- [Stated exercise]
Transcribe every line exactly and omit anything that is a picture.

- [Working data]

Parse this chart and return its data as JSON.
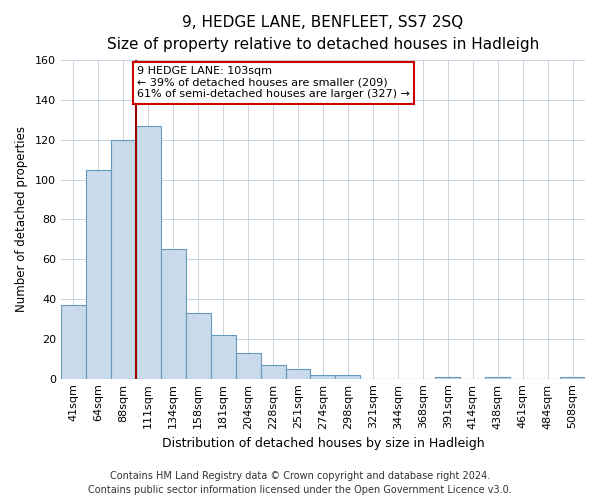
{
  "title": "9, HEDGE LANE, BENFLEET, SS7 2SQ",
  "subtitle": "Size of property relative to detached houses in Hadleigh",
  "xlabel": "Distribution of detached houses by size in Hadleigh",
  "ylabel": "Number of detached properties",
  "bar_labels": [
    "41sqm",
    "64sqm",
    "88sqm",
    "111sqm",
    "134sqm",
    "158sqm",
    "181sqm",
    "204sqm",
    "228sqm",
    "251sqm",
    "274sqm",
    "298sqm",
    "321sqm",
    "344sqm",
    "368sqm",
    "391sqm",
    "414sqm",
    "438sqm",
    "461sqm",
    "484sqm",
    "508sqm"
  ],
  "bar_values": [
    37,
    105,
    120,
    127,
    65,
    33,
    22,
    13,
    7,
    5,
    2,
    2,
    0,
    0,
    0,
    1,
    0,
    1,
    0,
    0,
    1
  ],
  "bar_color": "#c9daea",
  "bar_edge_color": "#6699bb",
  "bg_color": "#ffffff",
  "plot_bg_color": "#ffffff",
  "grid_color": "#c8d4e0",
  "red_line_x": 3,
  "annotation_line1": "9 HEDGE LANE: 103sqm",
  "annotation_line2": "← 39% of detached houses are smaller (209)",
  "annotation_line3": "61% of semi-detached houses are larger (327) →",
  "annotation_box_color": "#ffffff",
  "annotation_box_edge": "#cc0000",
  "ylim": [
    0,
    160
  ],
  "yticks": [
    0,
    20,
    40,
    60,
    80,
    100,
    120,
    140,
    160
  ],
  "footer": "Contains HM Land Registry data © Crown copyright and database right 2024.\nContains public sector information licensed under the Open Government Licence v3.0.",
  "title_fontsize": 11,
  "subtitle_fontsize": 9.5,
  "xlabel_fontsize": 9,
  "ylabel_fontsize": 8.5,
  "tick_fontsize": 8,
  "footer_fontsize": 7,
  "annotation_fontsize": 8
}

- [Complete output]
Parse this chart and return its data as JSON.
{
  "title": "9, HEDGE LANE, BENFLEET, SS7 2SQ",
  "subtitle": "Size of property relative to detached houses in Hadleigh",
  "xlabel": "Distribution of detached houses by size in Hadleigh",
  "ylabel": "Number of detached properties",
  "bar_labels": [
    "41sqm",
    "64sqm",
    "88sqm",
    "111sqm",
    "134sqm",
    "158sqm",
    "181sqm",
    "204sqm",
    "228sqm",
    "251sqm",
    "274sqm",
    "298sqm",
    "321sqm",
    "344sqm",
    "368sqm",
    "391sqm",
    "414sqm",
    "438sqm",
    "461sqm",
    "484sqm",
    "508sqm"
  ],
  "bar_values": [
    37,
    105,
    120,
    127,
    65,
    33,
    22,
    13,
    7,
    5,
    2,
    2,
    0,
    0,
    0,
    1,
    0,
    1,
    0,
    0,
    1
  ],
  "bar_color": "#c9daea",
  "bar_edge_color": "#6699bb",
  "bg_color": "#ffffff",
  "plot_bg_color": "#ffffff",
  "grid_color": "#c8d4e0",
  "red_line_x": 3,
  "annotation_line1": "9 HEDGE LANE: 103sqm",
  "annotation_line2": "← 39% of detached houses are smaller (209)",
  "annotation_line3": "61% of semi-detached houses are larger (327) →",
  "annotation_box_color": "#ffffff",
  "annotation_box_edge": "#cc0000",
  "ylim": [
    0,
    160
  ],
  "yticks": [
    0,
    20,
    40,
    60,
    80,
    100,
    120,
    140,
    160
  ],
  "footer": "Contains HM Land Registry data © Crown copyright and database right 2024.\nContains public sector information licensed under the Open Government Licence v3.0.",
  "title_fontsize": 11,
  "subtitle_fontsize": 9.5,
  "xlabel_fontsize": 9,
  "ylabel_fontsize": 8.5,
  "tick_fontsize": 8,
  "footer_fontsize": 7,
  "annotation_fontsize": 8
}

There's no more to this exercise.